**TO DO:** Give all of the lines again, with nothing added or dropped.

**RECORDS PROVIDED:**

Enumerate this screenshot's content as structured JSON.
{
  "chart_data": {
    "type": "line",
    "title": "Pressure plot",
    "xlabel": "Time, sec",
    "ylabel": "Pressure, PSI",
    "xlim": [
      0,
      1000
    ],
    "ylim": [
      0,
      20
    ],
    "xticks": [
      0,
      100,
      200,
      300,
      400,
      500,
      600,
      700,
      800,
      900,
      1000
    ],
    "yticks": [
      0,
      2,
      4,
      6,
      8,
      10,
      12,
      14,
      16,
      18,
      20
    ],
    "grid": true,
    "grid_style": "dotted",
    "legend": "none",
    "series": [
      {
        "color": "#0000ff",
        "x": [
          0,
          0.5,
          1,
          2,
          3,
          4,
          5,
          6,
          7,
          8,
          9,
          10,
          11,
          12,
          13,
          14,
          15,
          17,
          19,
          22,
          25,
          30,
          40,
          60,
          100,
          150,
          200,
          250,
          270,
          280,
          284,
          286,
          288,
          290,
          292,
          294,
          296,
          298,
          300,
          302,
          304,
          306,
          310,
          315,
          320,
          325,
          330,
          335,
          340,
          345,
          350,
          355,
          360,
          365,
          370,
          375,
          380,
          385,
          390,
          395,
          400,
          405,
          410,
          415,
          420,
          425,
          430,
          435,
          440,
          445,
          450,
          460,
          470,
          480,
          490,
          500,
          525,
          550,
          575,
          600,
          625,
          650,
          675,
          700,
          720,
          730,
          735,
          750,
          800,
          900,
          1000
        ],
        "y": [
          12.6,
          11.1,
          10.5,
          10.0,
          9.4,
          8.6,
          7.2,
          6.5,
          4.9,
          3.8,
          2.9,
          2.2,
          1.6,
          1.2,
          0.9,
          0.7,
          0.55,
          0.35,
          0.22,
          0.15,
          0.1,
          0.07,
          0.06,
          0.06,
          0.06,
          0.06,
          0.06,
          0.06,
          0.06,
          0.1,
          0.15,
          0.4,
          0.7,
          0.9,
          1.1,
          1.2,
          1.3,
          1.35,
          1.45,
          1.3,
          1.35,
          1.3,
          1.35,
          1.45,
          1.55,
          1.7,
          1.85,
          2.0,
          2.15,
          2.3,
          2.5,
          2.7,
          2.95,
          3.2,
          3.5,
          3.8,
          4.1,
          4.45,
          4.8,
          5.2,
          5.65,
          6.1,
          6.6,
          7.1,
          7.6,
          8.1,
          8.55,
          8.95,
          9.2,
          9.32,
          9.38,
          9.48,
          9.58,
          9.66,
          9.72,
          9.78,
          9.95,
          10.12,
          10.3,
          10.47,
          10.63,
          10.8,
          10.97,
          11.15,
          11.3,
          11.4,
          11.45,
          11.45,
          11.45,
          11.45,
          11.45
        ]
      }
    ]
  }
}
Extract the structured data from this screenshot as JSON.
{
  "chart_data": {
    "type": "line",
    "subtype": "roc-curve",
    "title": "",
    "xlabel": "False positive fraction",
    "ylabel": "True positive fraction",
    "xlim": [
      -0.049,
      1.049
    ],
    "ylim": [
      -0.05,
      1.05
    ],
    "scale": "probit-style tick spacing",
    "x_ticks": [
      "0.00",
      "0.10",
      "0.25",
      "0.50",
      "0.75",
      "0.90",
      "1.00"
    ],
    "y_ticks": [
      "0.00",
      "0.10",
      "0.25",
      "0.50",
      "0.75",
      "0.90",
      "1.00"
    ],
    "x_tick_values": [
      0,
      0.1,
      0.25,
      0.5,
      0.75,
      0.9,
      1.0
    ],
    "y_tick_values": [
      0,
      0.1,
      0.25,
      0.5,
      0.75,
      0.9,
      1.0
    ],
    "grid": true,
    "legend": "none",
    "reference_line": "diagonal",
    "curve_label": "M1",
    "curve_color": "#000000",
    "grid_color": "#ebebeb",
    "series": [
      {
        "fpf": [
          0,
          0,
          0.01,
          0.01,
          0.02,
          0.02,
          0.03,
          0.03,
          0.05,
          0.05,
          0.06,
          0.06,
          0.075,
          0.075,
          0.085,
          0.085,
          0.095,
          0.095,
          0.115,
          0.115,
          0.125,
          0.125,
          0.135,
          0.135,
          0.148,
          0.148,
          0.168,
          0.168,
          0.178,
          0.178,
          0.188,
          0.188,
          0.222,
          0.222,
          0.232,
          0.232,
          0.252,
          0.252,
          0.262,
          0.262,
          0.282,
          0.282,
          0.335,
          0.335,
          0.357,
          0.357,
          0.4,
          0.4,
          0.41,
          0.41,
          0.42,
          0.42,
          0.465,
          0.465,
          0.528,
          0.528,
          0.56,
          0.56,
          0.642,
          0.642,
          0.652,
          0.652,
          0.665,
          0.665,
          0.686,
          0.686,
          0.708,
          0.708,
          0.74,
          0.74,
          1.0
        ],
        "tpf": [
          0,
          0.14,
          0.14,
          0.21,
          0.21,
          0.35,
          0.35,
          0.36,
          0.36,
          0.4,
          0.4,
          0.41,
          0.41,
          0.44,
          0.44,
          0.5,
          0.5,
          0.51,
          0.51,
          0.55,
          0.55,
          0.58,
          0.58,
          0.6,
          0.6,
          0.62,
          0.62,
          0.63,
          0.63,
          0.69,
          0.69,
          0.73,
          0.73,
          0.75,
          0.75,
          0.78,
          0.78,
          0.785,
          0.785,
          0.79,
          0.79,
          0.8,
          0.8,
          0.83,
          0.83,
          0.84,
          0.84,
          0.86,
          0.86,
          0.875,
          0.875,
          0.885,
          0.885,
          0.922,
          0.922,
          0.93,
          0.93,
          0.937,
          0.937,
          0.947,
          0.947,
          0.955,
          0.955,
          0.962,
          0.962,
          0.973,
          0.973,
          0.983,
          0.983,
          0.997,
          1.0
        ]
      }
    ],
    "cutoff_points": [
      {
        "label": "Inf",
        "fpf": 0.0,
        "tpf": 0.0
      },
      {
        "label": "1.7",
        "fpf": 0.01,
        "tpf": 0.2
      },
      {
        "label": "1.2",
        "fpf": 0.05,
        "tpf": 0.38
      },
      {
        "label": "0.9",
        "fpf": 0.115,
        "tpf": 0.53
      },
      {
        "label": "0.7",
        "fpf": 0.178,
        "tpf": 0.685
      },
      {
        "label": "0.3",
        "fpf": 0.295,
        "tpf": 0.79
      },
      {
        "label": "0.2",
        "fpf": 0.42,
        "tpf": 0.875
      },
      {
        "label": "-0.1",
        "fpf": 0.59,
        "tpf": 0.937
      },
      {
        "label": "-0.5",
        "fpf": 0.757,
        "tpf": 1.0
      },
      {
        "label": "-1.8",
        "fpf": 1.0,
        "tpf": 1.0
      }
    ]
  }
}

**SOLUTION FOR THIS PROBLEM:**
Enumerate this screenshot's content as structured JSON.
{
  "chart_data": {
    "type": "line",
    "title": "Pressure plot",
    "xlabel": "Time, sec",
    "ylabel": "Pressure, PSI",
    "xlim": [
      0,
      1000
    ],
    "ylim": [
      0,
      20
    ],
    "xticks": [
      0,
      100,
      200,
      300,
      400,
      500,
      600,
      700,
      800,
      900,
      1000
    ],
    "yticks": [
      0,
      2,
      4,
      6,
      8,
      10,
      12,
      14,
      16,
      18,
      20
    ],
    "grid": true,
    "grid_style": "dotted",
    "legend": "none",
    "series": [
      {
        "color": "#0000ff",
        "x": [
          0,
          0.5,
          1,
          2,
          3,
          4,
          5,
          6,
          7,
          8,
          9,
          10,
          11,
          12,
          13,
          14,
          15,
          17,
          19,
          22,
          25,
          30,
          40,
          60,
          100,
          150,
          200,
          250,
          270,
          280,
          284,
          286,
          288,
          290,
          292,
          294,
          296,
          298,
          300,
          302,
          304,
          306,
          310,
          315,
          320,
          325,
          330,
          335,
          340,
          345,
          350,
          355,
          360,
          365,
          370,
          375,
          380,
          385,
          390,
          395,
          400,
          405,
          410,
          415,
          420,
          425,
          430,
          435,
          440,
          445,
          450,
          460,
          470,
          480,
          490,
          500,
          525,
          550,
          575,
          600,
          625,
          650,
          675,
          700,
          720,
          730,
          735,
          750,
          800,
          900,
          1000
        ],
        "y": [
          12.6,
          11.1,
          10.5,
          10.0,
          9.4,
          8.6,
          7.2,
          6.5,
          4.9,
          3.8,
          2.9,
          2.2,
          1.6,
          1.2,
          0.9,
          0.7,
          0.55,
          0.35,
          0.22,
          0.15,
          0.1,
          0.07,
          0.06,
          0.06,
          0.06,
          0.06,
          0.06,
          0.06,
          0.06,
          0.1,
          0.15,
          0.4,
          0.7,
          0.9,
          1.1,
          1.2,
          1.3,
          1.35,
          1.45,
          1.3,
          1.35,
          1.3,
          1.35,
          1.45,
          1.55,
          1.7,
          1.85,
          2.0,
          2.15,
          2.3,
          2.5,
          2.7,
          2.95,
          3.2,
          3.5,
          3.8,
          4.1,
          4.45,
          4.8,
          5.2,
          5.65,
          6.1,
          6.6,
          7.1,
          7.6,
          8.1,
          8.55,
          8.95,
          9.2,
          9.32,
          9.38,
          9.48,
          9.58,
          9.66,
          9.72,
          9.78,
          9.95,
          10.12,
          10.3,
          10.47,
          10.63,
          10.8,
          10.97,
          11.15,
          11.3,
          11.4,
          11.45,
          11.45,
          11.45,
          11.45,
          11.45
        ]
      }
    ]
  }
}
Extract the structured data from this screenshot as JSON.
{
  "chart_data": {
    "type": "line",
    "subtype": "roc-curve",
    "title": "",
    "xlabel": "False positive fraction",
    "ylabel": "True positive fraction",
    "xlim": [
      -0.049,
      1.049
    ],
    "ylim": [
      -0.05,
      1.05
    ],
    "scale": "probit-style tick spacing",
    "x_ticks": [
      "0.00",
      "0.10",
      "0.25",
      "0.50",
      "0.75",
      "0.90",
      "1.00"
    ],
    "y_ticks": [
      "0.00",
      "0.10",
      "0.25",
      "0.50",
      "0.75",
      "0.90",
      "1.00"
    ],
    "x_tick_values": [
      0,
      0.1,
      0.25,
      0.5,
      0.75,
      0.9,
      1.0
    ],
    "y_tick_values": [
      0,
      0.1,
      0.25,
      0.5,
      0.75,
      0.9,
      1.0
    ],
    "grid": true,
    "legend": "none",
    "reference_line": "diagonal",
    "curve_label": "M1",
    "curve_color": "#000000",
    "grid_color": "#ebebeb",
    "series": [
      {
        "fpf": [
          0,
          0,
          0.01,
          0.01,
          0.02,
          0.02,
          0.03,
          0.03,
          0.05,
          0.05,
          0.06,
          0.06,
          0.075,
          0.075,
          0.085,
          0.085,
          0.095,
          0.095,
          0.115,
          0.115,
          0.125,
          0.125,
          0.135,
          0.135,
          0.148,
          0.148,
          0.168,
          0.168,
          0.178,
          0.178,
          0.188,
          0.188,
          0.222,
          0.222,
          0.232,
          0.232,
          0.252,
          0.252,
          0.262,
          0.262,
          0.282,
          0.282,
          0.335,
          0.335,
          0.357,
          0.357,
          0.4,
          0.4,
          0.41,
          0.41,
          0.42,
          0.42,
          0.465,
          0.465,
          0.528,
          0.528,
          0.56,
          0.56,
          0.642,
          0.642,
          0.652,
          0.652,
          0.665,
          0.665,
          0.686,
          0.686,
          0.708,
          0.708,
          0.74,
          0.74,
          1.0
        ],
        "tpf": [
          0,
          0.14,
          0.14,
          0.21,
          0.21,
          0.35,
          0.35,
          0.36,
          0.36,
          0.4,
          0.4,
          0.41,
          0.41,
          0.44,
          0.44,
          0.5,
          0.5,
          0.51,
          0.51,
          0.55,
          0.55,
          0.58,
          0.58,
          0.6,
          0.6,
          0.62,
          0.62,
          0.63,
          0.63,
          0.69,
          0.69,
          0.73,
          0.73,
          0.75,
          0.75,
          0.78,
          0.78,
          0.785,
          0.785,
          0.79,
          0.79,
          0.8,
          0.8,
          0.83,
          0.83,
          0.84,
          0.84,
          0.86,
          0.86,
          0.875,
          0.875,
          0.885,
          0.885,
          0.922,
          0.922,
          0.93,
          0.93,
          0.937,
          0.937,
          0.947,
          0.947,
          0.955,
          0.955,
          0.962,
          0.962,
          0.973,
          0.973,
          0.983,
          0.983,
          0.997,
          1.0
        ]
      }
    ],
    "cutoff_points": [
      {
        "label": "Inf",
        "fpf": 0.0,
        "tpf": 0.0
      },
      {
        "label": "1.7",
        "fpf": 0.01,
        "tpf": 0.2
      },
      {
        "label": "1.2",
        "fpf": 0.05,
        "tpf": 0.38
      },
      {
        "label": "0.9",
        "fpf": 0.115,
        "tpf": 0.53
      },
      {
        "label": "0.7",
        "fpf": 0.178,
        "tpf": 0.685
      },
      {
        "label": "0.3",
        "fpf": 0.295,
        "tpf": 0.79
      },
      {
        "label": "0.2",
        "fpf": 0.42,
        "tpf": 0.875
      },
      {
        "label": "-0.1",
        "fpf": 0.59,
        "tpf": 0.937
      },
      {
        "label": "-0.5",
        "fpf": 0.757,
        "tpf": 1.0
      },
      {
        "label": "-1.8",
        "fpf": 1.0,
        "tpf": 1.0
      }
    ]
  }
}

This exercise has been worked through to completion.